*Problem to solve*.
Gather all lines from the material that contain "consectetur".

*Information provided*.

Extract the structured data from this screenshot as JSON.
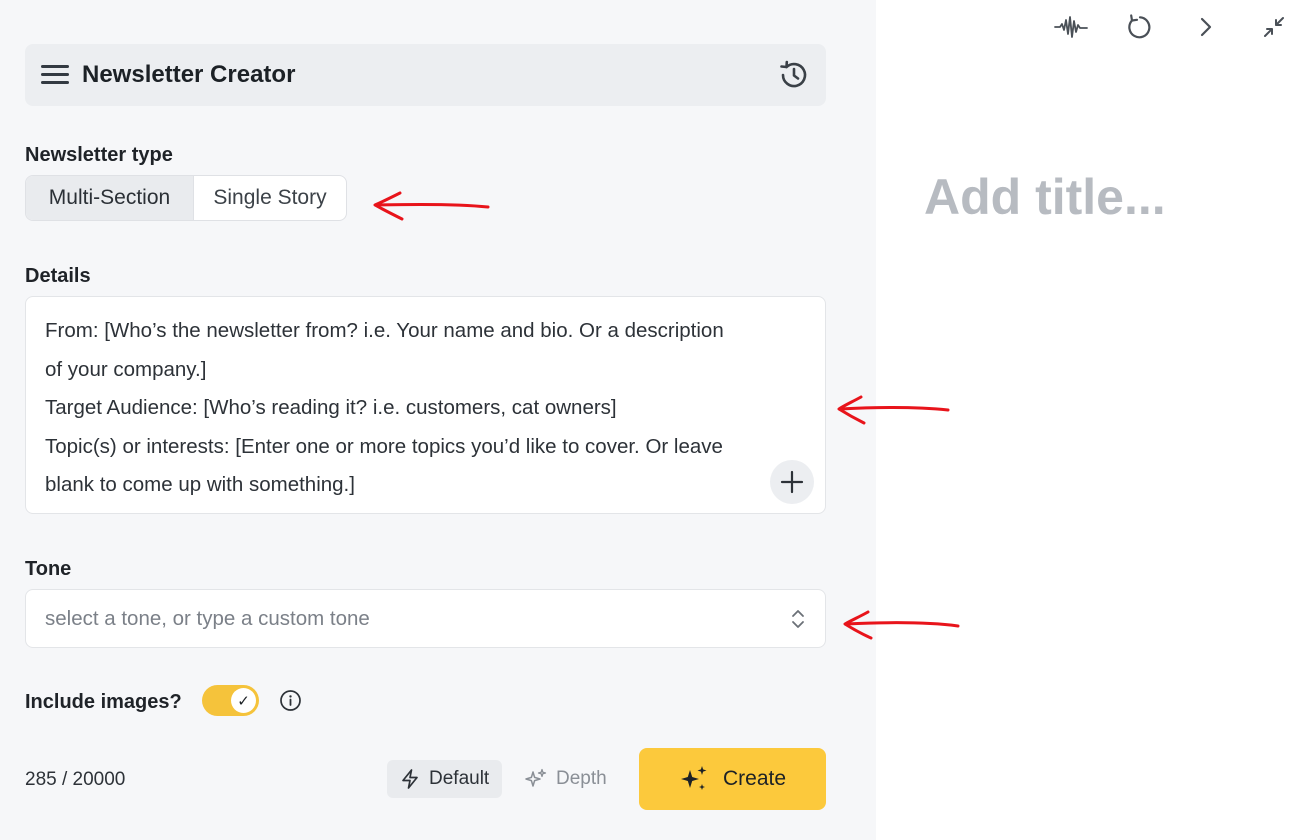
{
  "header": {
    "title": "Newsletter Creator"
  },
  "newsletter_type": {
    "label": "Newsletter type",
    "options": [
      "Multi-Section",
      "Single Story"
    ],
    "selected": "Multi-Section"
  },
  "details": {
    "label": "Details",
    "lines": [
      "From: [Who’s the newsletter from? i.e. Your name and bio. Or a description",
      "of your company.]",
      "Target Audience: [Who’s reading it? i.e. customers, cat owners]",
      "Topic(s) or interests: [Enter one or more topics you’d like to cover. Or leave",
      "blank to come up with something.]"
    ]
  },
  "tone": {
    "label": "Tone",
    "placeholder": "select a tone, or type a custom tone",
    "value": ""
  },
  "include_images": {
    "label": "Include images?",
    "enabled": true,
    "check": "✓"
  },
  "footer": {
    "char_count": "285 / 20000",
    "mode_default": "Default",
    "mode_depth": "Depth",
    "create_label": "Create"
  },
  "editor": {
    "title_placeholder": "Add title..."
  },
  "icons": {
    "menu": "hamburger-icon",
    "history": "history-icon",
    "plus": "plus-icon",
    "chevrons": "chevron-up-down-icon",
    "info": "info-icon",
    "default_mode": "lightning-icon",
    "depth_mode": "sparkles-icon",
    "create": "sparkles-icon",
    "toolbar": [
      "waveform-icon",
      "refresh-icon",
      "chevron-right-icon",
      "collapse-icon"
    ]
  },
  "colors": {
    "accent": "#fcc93c",
    "toggle_on": "#f5c33b",
    "annotation_arrow": "#e8141b",
    "placeholder_title": "#b7bbc1"
  }
}
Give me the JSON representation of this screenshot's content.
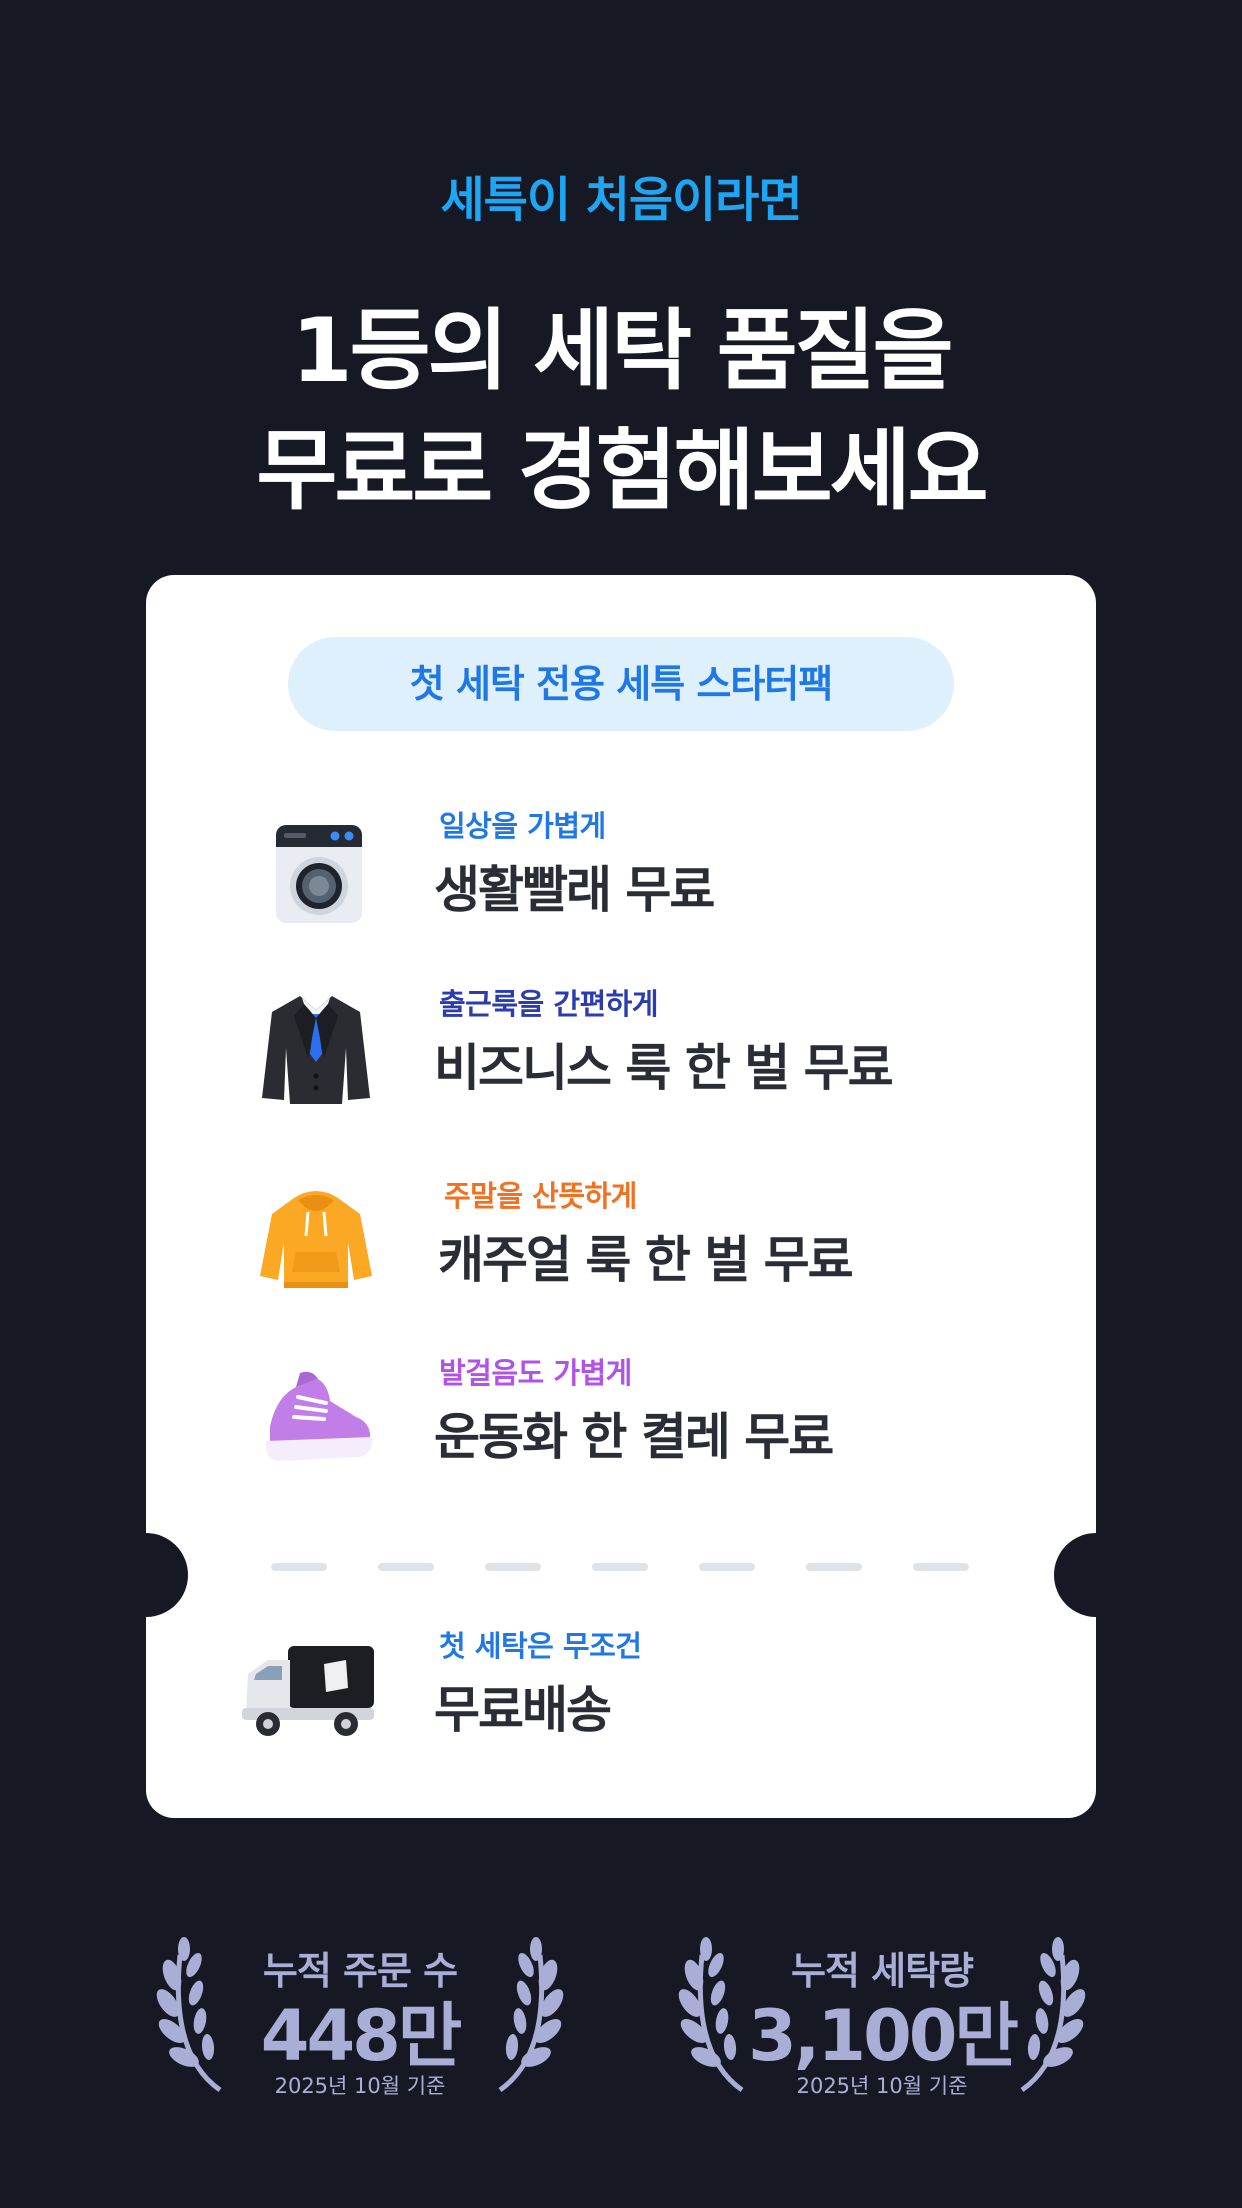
{
  "header": {
    "eyebrow": "세특이 처음이라면",
    "headline_line1": "1등의 세탁 품질을",
    "headline_line2": "무료로 경험해보세요"
  },
  "card": {
    "pill_label": "첫 세탁 전용 세특 스타터팩",
    "items": [
      {
        "icon": "washing-machine-icon",
        "subtitle": "일상을 가볍게",
        "title": "생활빨래 무료",
        "accent": "#1f78e4"
      },
      {
        "icon": "suit-jacket-icon",
        "subtitle": "출근룩을 간편하게",
        "title": "비즈니스 룩 한 벌 무료",
        "accent": "#2b3bb0"
      },
      {
        "icon": "hoodie-icon",
        "subtitle": "주말을 산뜻하게",
        "title": "캐주얼 룩 한 벌 무료",
        "accent": "#f2701f"
      },
      {
        "icon": "sneaker-icon",
        "subtitle": "발걸음도 가볍게",
        "title": "운동화 한 켤레 무료",
        "accent": "#b153e6"
      }
    ],
    "delivery": {
      "icon": "delivery-truck-icon",
      "subtitle": "첫 세탁은 무조건",
      "title": "무료배송",
      "accent": "#1f78e4"
    }
  },
  "stats": [
    {
      "label": "누적 주문 수",
      "value": "448만",
      "basis": "2025년 10월 기준"
    },
    {
      "label": "누적 세탁량",
      "value": "3,100만",
      "basis": "2025년 10월 기준"
    }
  ],
  "colors": {
    "background": "#161923",
    "eyebrow": "#1ea6f5",
    "pill_bg": "#dff0fd",
    "stat_text": "#aaaed6"
  }
}
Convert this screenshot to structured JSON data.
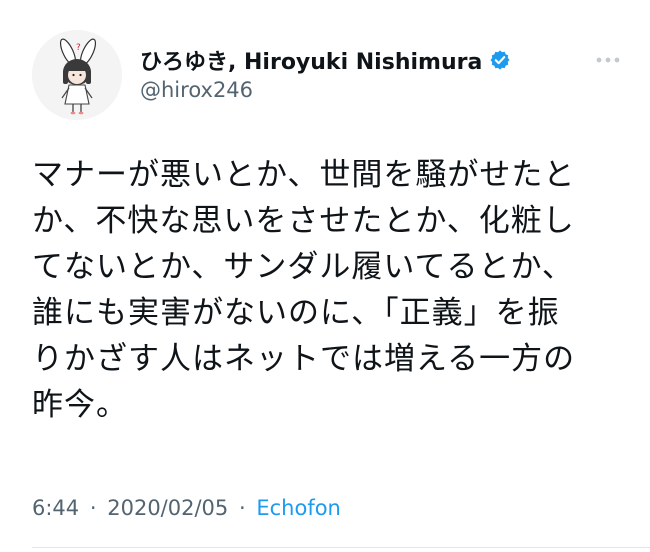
{
  "tweet": {
    "author": {
      "display_name": "ひろゆき, Hiroyuki Nishimura",
      "handle": "@hirox246",
      "verified": true,
      "avatar_icon": "avatar-bunny-girl-icon"
    },
    "more_icon": "more-dots-icon",
    "body_lines": [
      "マナーが悪いとか、世間を騒がせたと",
      "か、不快な思いをさせたとか、化粧し",
      "てないとか、サンダル履いてるとか、",
      "誰にも実害がないのに、「正義」を振",
      "りかざす人はネットでは増える一方の",
      "昨今。"
    ],
    "meta": {
      "time": "6:44",
      "date": "2020/02/05",
      "client": "Echofon",
      "separator": "·"
    },
    "colors": {
      "text": "#0f1419",
      "secondary": "#536471",
      "link": "#1d9bf0",
      "verified_badge": "#1d9bf0"
    }
  }
}
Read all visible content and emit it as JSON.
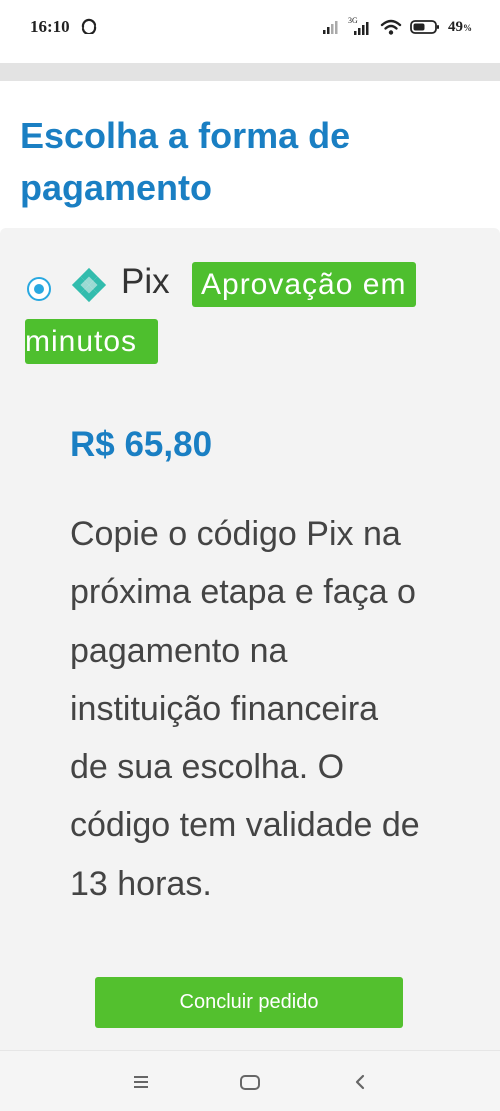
{
  "status_bar": {
    "time": "16:10",
    "battery_percent": "49",
    "battery_unit": "%",
    "network_type": "3G"
  },
  "header": {
    "title": "Escolha a forma de pagamento"
  },
  "payment_option": {
    "selected": true,
    "method_label": "Pix",
    "badge_line1": "Aprovação em",
    "badge_line2": "minutos",
    "price": "R$ 65,80",
    "description": "Copie o código Pix na próxima etapa e faça o pagamento na instituição financeira de sua escolha. O código tem validade de 13 horas."
  },
  "actions": {
    "submit_label": "Concluir pedido"
  },
  "colors": {
    "accent_blue": "#1a7fc3",
    "radio_blue": "#29a8e0",
    "success_green": "#53c02e",
    "pix_teal": "#32bcad"
  },
  "icons": {
    "sync": "sync-icon",
    "signal": "signal-icon",
    "wifi": "wifi-icon",
    "battery": "battery-icon",
    "pix": "pix-logo-icon",
    "menu": "menu-icon",
    "home": "home-icon",
    "back": "back-icon"
  }
}
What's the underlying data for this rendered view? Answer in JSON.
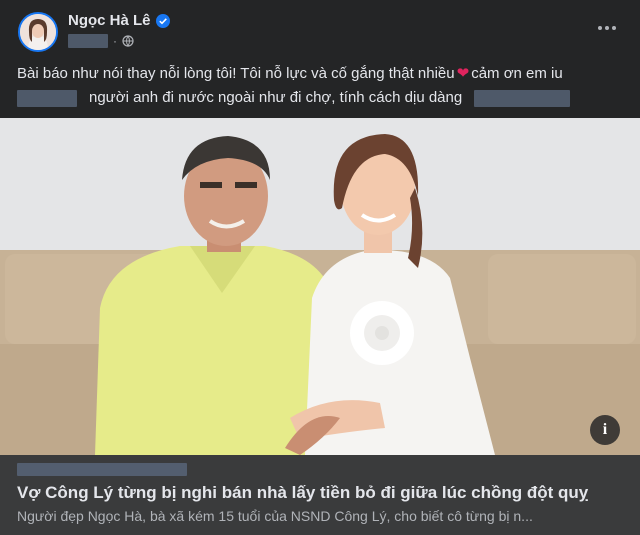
{
  "post": {
    "author_name": "Ngọc Hà Lê",
    "verified_icon": "verified-badge-icon",
    "privacy_icon": "globe-icon",
    "more_icon": "more-options-icon",
    "text_line1_a": "Bài báo như nói thay nỗi lòng tôi! Tôi nỗ lực và cố gắng thật nhiều",
    "text_heart": "❤",
    "text_line1_b": " cảm ơn em iu",
    "text_line2": "người anh đi nước ngoài như đi chợ, tính cách dịu dàng"
  },
  "link_preview": {
    "title": "Vợ Công Lý từng bị nghi bán nhà lấy tiền bỏ đi giữa lúc chồng đột quỵ",
    "description": "Người đẹp Ngọc Hà, bà xã kém 15 tuổi của NSND Công Lý, cho biết cô từng bị n...",
    "info_label": "i"
  },
  "colors": {
    "background": "#242526",
    "card": "#3a3b3c",
    "accent": "#1877f2",
    "heart": "#e0245e"
  }
}
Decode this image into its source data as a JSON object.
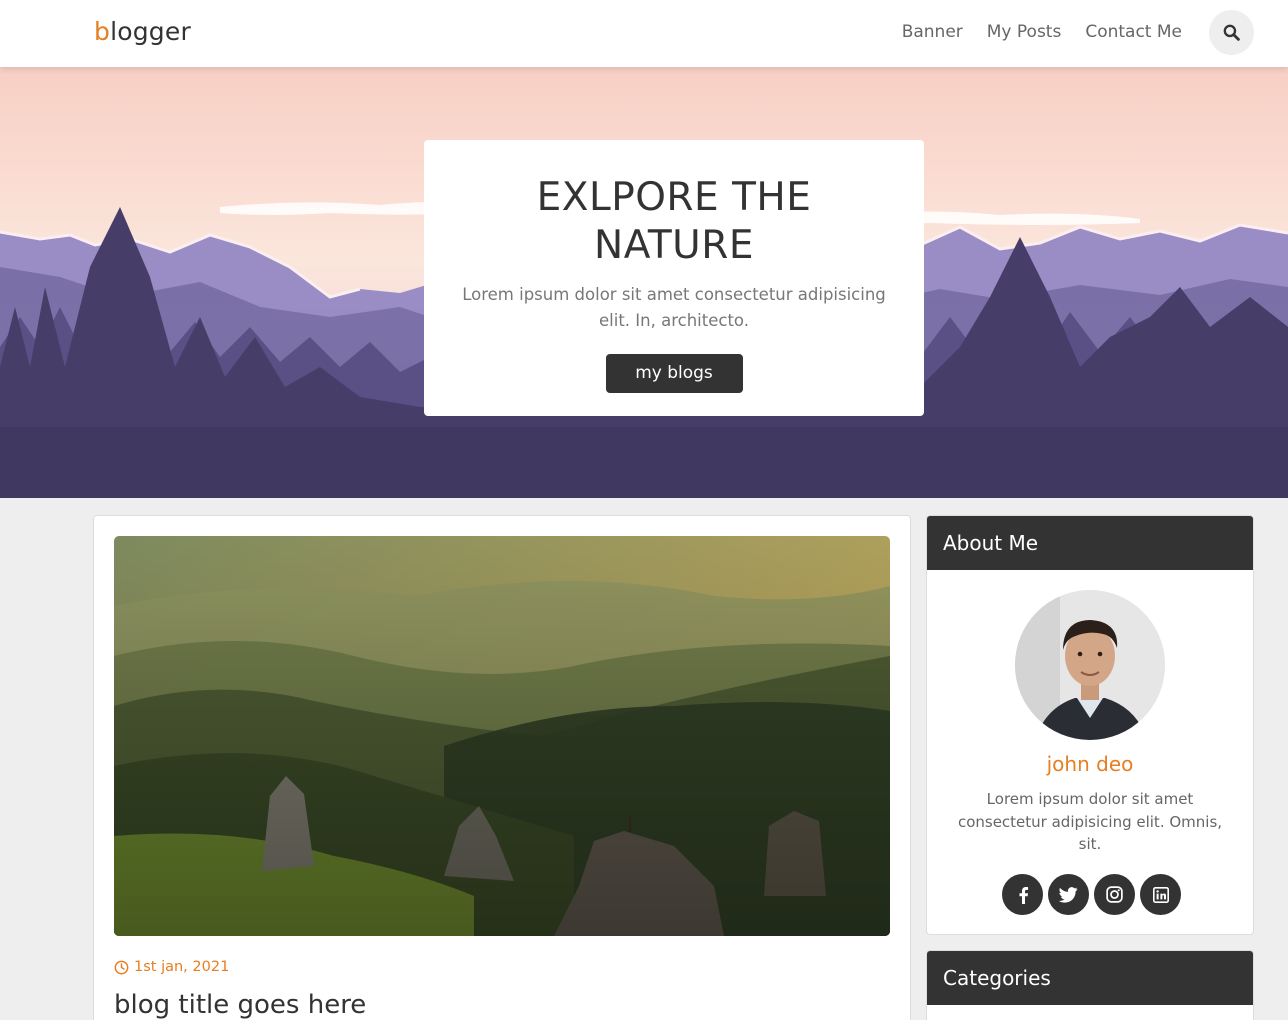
{
  "header": {
    "logo_first": "b",
    "logo_rest": "logger",
    "nav": [
      {
        "label": "Banner"
      },
      {
        "label": "My Posts"
      },
      {
        "label": "Contact Me"
      }
    ],
    "search_icon": "search-icon"
  },
  "hero": {
    "title": "EXLPORE THE NATURE",
    "text": "Lorem ipsum dolor sit amet consectetur adipisicing elit. In, architecto.",
    "button": "my blogs"
  },
  "post": {
    "date": "1st jan, 2021",
    "title": "blog title goes here"
  },
  "about": {
    "heading": "About Me",
    "name": "john deo",
    "text": "Lorem ipsum dolor sit amet consectetur adipisicing elit. Omnis, sit.",
    "socials": [
      "facebook-icon",
      "twitter-icon",
      "instagram-icon",
      "linkedin-icon"
    ]
  },
  "categories": {
    "heading": "Categories"
  },
  "colors": {
    "accent": "#e67e22",
    "dark": "#333333",
    "page_bg": "#eeeeee"
  }
}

*Expected answer*.
    "text": "Lorem ipsum dolor sit amet consectetur adipisicing elit. In, architecto.",
    "text": "Lorem ipsum dolor sit amet consectetur adipisicing elit. Omnis, sit.",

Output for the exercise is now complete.